Requirement —
Copy out all of the data exactly as it appears.

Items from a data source
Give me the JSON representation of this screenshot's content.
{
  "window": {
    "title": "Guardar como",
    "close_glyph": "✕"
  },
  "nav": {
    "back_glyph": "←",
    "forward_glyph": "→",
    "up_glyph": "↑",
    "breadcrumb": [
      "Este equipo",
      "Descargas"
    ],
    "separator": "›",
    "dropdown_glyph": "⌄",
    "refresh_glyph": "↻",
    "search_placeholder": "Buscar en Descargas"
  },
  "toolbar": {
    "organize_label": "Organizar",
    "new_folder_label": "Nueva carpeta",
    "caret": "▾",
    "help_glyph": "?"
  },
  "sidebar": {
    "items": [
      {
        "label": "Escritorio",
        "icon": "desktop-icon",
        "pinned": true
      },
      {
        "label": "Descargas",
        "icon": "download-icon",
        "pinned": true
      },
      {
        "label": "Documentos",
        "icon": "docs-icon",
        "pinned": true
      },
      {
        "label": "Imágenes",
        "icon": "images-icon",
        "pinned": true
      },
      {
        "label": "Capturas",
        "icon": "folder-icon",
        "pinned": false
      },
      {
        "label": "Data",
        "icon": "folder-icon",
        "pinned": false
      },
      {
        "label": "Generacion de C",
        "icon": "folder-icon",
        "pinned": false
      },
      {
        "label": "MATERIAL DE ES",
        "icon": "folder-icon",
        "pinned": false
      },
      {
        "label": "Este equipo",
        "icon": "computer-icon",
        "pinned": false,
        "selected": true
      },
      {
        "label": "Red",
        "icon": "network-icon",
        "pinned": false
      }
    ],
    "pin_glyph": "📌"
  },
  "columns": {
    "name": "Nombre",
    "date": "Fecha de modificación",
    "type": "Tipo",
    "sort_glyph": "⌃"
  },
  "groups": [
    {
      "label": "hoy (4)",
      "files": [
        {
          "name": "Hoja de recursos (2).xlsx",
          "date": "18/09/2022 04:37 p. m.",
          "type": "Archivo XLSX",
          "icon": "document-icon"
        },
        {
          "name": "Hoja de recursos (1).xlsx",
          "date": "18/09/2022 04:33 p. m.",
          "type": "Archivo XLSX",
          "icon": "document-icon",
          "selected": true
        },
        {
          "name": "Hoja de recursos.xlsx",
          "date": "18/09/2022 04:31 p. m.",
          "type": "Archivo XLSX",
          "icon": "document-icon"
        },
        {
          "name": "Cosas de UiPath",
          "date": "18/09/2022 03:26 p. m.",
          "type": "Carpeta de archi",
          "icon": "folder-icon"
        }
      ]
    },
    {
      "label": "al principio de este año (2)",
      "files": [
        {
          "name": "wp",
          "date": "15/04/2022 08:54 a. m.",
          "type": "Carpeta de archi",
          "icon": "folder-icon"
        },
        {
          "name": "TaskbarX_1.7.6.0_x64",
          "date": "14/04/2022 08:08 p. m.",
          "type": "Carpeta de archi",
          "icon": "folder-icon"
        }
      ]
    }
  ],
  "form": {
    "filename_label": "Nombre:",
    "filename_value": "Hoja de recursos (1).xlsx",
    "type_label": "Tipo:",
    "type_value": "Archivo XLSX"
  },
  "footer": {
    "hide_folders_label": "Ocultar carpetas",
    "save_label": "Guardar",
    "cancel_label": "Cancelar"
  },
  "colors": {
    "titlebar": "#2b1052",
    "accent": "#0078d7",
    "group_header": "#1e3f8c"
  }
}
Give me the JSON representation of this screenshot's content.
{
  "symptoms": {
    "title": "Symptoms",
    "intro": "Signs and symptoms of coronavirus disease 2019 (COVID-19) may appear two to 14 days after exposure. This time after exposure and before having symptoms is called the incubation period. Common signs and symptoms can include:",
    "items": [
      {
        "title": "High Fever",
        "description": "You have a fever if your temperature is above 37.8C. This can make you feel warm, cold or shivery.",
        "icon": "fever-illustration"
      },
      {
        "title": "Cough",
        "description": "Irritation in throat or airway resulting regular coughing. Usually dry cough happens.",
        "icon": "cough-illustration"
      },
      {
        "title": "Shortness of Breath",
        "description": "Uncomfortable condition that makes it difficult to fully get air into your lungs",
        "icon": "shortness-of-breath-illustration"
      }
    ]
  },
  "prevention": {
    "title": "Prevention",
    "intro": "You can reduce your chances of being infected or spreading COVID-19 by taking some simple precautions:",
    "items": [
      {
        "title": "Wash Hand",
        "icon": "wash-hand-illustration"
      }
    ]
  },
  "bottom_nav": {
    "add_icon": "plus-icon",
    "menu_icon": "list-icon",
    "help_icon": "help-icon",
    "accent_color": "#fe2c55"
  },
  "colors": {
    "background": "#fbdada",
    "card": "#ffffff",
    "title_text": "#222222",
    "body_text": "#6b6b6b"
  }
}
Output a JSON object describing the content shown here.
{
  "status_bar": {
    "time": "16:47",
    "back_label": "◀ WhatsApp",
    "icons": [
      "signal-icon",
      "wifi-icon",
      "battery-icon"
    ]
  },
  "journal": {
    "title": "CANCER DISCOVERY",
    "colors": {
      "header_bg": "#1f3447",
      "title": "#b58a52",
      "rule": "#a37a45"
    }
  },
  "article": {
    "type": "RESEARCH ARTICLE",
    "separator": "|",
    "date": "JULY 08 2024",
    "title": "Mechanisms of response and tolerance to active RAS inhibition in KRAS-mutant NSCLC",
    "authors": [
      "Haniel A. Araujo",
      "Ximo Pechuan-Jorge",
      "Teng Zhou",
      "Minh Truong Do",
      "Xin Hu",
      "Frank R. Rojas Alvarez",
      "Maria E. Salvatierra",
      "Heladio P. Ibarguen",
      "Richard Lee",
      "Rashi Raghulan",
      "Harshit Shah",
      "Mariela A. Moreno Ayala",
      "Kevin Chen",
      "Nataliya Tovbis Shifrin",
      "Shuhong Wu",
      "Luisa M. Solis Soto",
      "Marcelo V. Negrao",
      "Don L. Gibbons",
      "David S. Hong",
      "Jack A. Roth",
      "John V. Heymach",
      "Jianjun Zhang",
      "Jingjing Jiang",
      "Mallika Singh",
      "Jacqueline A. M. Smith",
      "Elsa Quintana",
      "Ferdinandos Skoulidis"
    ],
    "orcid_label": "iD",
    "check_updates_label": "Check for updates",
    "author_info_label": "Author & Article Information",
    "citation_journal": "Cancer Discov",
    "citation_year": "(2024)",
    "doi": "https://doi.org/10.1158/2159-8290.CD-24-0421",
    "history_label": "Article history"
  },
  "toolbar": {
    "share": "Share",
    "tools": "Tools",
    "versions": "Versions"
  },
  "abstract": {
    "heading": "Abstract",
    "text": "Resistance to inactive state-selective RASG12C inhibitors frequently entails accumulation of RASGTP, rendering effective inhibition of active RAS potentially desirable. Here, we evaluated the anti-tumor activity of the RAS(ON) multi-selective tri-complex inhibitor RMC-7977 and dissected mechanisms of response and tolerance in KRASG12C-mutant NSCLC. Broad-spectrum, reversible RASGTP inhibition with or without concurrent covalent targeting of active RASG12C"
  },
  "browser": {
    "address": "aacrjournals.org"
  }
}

Task solution —
Give me the JSON representation of this screenshot's content.
{
  "window": {
    "title": "Guardar como",
    "close_glyph": "✕"
  },
  "nav": {
    "back_glyph": "←",
    "forward_glyph": "→",
    "up_glyph": "↑",
    "breadcrumb": [
      "Este equipo",
      "Descargas"
    ],
    "separator": "›",
    "dropdown_glyph": "⌄",
    "refresh_glyph": "↻",
    "search_placeholder": "Buscar en Descargas"
  },
  "toolbar": {
    "organize_label": "Organizar",
    "new_folder_label": "Nueva carpeta",
    "caret": "▾",
    "help_glyph": "?"
  },
  "sidebar": {
    "items": [
      {
        "label": "Escritorio",
        "icon": "desktop-icon",
        "pinned": true
      },
      {
        "label": "Descargas",
        "icon": "download-icon",
        "pinned": true
      },
      {
        "label": "Documentos",
        "icon": "docs-icon",
        "pinned": true
      },
      {
        "label": "Imágenes",
        "icon": "images-icon",
        "pinned": true
      },
      {
        "label": "Capturas",
        "icon": "folder-icon",
        "pinned": false
      },
      {
        "label": "Data",
        "icon": "folder-icon",
        "pinned": false
      },
      {
        "label": "Generacion de C",
        "icon": "folder-icon",
        "pinned": false
      },
      {
        "label": "MATERIAL DE ES",
        "icon": "folder-icon",
        "pinned": false
      },
      {
        "label": "Este equipo",
        "icon": "computer-icon",
        "pinned": false,
        "selected": true
      },
      {
        "label": "Red",
        "icon": "network-icon",
        "pinned": false
      }
    ],
    "pin_glyph": "📌"
  },
  "columns": {
    "name": "Nombre",
    "date": "Fecha de modificación",
    "type": "Tipo",
    "sort_glyph": "⌃"
  },
  "groups": [
    {
      "label": "hoy (4)",
      "files": [
        {
          "name": "Hoja de recursos (2).xlsx",
          "date": "18/09/2022 04:37 p. m.",
          "type": "Archivo XLSX",
          "icon": "document-icon"
        },
        {
          "name": "Hoja de recursos (1).xlsx",
          "date": "18/09/2022 04:33 p. m.",
          "type": "Archivo XLSX",
          "icon": "document-icon",
          "selected": true
        },
        {
          "name": "Hoja de recursos.xlsx",
          "date": "18/09/2022 04:31 p. m.",
          "type": "Archivo XLSX",
          "icon": "document-icon"
        },
        {
          "name": "Cosas de UiPath",
          "date": "18/09/2022 03:26 p. m.",
          "type": "Carpeta de archi",
          "icon": "folder-icon"
        }
      ]
    },
    {
      "label": "al principio de este año (2)",
      "files": [
        {
          "name": "wp",
          "date": "15/04/2022 08:54 a. m.",
          "type": "Carpeta de archi",
          "icon": "folder-icon"
        },
        {
          "name": "TaskbarX_1.7.6.0_x64",
          "date": "14/04/2022 08:08 p. m.",
          "type": "Carpeta de archi",
          "icon": "folder-icon"
        }
      ]
    }
  ],
  "form": {
    "filename_label": "Nombre:",
    "filename_value": "Hoja de recursos (1).xlsx",
    "type_label": "Tipo:",
    "type_value": "Archivo XLSX"
  },
  "footer": {
    "hide_folders_label": "Ocultar carpetas",
    "save_label": "Guardar",
    "cancel_label": "Cancelar"
  },
  "colors": {
    "titlebar": "#2b1052",
    "accent": "#0078d7",
    "group_header": "#1e3f8c"
  }
}
Give me the JSON representation of this screenshot's content.
{
  "symptoms": {
    "title": "Symptoms",
    "intro": "Signs and symptoms of coronavirus disease 2019 (COVID-19) may appear two to 14 days after exposure. This time after exposure and before having symptoms is called the incubation period. Common signs and symptoms can include:",
    "items": [
      {
        "title": "High Fever",
        "description": "You have a fever if your temperature is above 37.8C. This can make you feel warm, cold or shivery.",
        "icon": "fever-illustration"
      },
      {
        "title": "Cough",
        "description": "Irritation in throat or airway resulting regular coughing. Usually dry cough happens.",
        "icon": "cough-illustration"
      },
      {
        "title": "Shortness of Breath",
        "description": "Uncomfortable condition that makes it difficult to fully get air into your lungs",
        "icon": "shortness-of-breath-illustration"
      }
    ]
  },
  "prevention": {
    "title": "Prevention",
    "intro": "You can reduce your chances of being infected or spreading COVID-19 by taking some simple precautions:",
    "items": [
      {
        "title": "Wash Hand",
        "icon": "wash-hand-illustration"
      }
    ]
  },
  "bottom_nav": {
    "add_icon": "plus-icon",
    "menu_icon": "list-icon",
    "help_icon": "help-icon",
    "accent_color": "#fe2c55"
  },
  "colors": {
    "background": "#fbdada",
    "card": "#ffffff",
    "title_text": "#222222",
    "body_text": "#6b6b6b"
  }
}
Output a JSON object describing the content shown here.
{
  "status_bar": {
    "time": "16:47",
    "back_label": "◀ WhatsApp",
    "icons": [
      "signal-icon",
      "wifi-icon",
      "battery-icon"
    ]
  },
  "journal": {
    "title": "CANCER DISCOVERY",
    "colors": {
      "header_bg": "#1f3447",
      "title": "#b58a52",
      "rule": "#a37a45"
    }
  },
  "article": {
    "type": "RESEARCH ARTICLE",
    "separator": "|",
    "date": "JULY 08 2024",
    "title": "Mechanisms of response and tolerance to active RAS inhibition in KRAS-mutant NSCLC",
    "authors": [
      "Haniel A. Araujo",
      "Ximo Pechuan-Jorge",
      "Teng Zhou",
      "Minh Truong Do",
      "Xin Hu",
      "Frank R. Rojas Alvarez",
      "Maria E. Salvatierra",
      "Heladio P. Ibarguen",
      "Richard Lee",
      "Rashi Raghulan",
      "Harshit Shah",
      "Mariela A. Moreno Ayala",
      "Kevin Chen",
      "Nataliya Tovbis Shifrin",
      "Shuhong Wu",
      "Luisa M. Solis Soto",
      "Marcelo V. Negrao",
      "Don L. Gibbons",
      "David S. Hong",
      "Jack A. Roth",
      "John V. Heymach",
      "Jianjun Zhang",
      "Jingjing Jiang",
      "Mallika Singh",
      "Jacqueline A. M. Smith",
      "Elsa Quintana",
      "Ferdinandos Skoulidis"
    ],
    "orcid_label": "iD",
    "check_updates_label": "Check for updates",
    "author_info_label": "Author & Article Information",
    "citation_journal": "Cancer Discov",
    "citation_year": "(2024)",
    "doi": "https://doi.org/10.1158/2159-8290.CD-24-0421",
    "history_label": "Article history"
  },
  "toolbar": {
    "share": "Share",
    "tools": "Tools",
    "versions": "Versions"
  },
  "abstract": {
    "heading": "Abstract",
    "text": "Resistance to inactive state-selective RASG12C inhibitors frequently entails accumulation of RASGTP, rendering effective inhibition of active RAS potentially desirable. Here, we evaluated the anti-tumor activity of the RAS(ON) multi-selective tri-complex inhibitor RMC-7977 and dissected mechanisms of response and tolerance in KRASG12C-mutant NSCLC. Broad-spectrum, reversible RASGTP inhibition with or without concurrent covalent targeting of active RASG12C"
  },
  "browser": {
    "address": "aacrjournals.org"
  }
}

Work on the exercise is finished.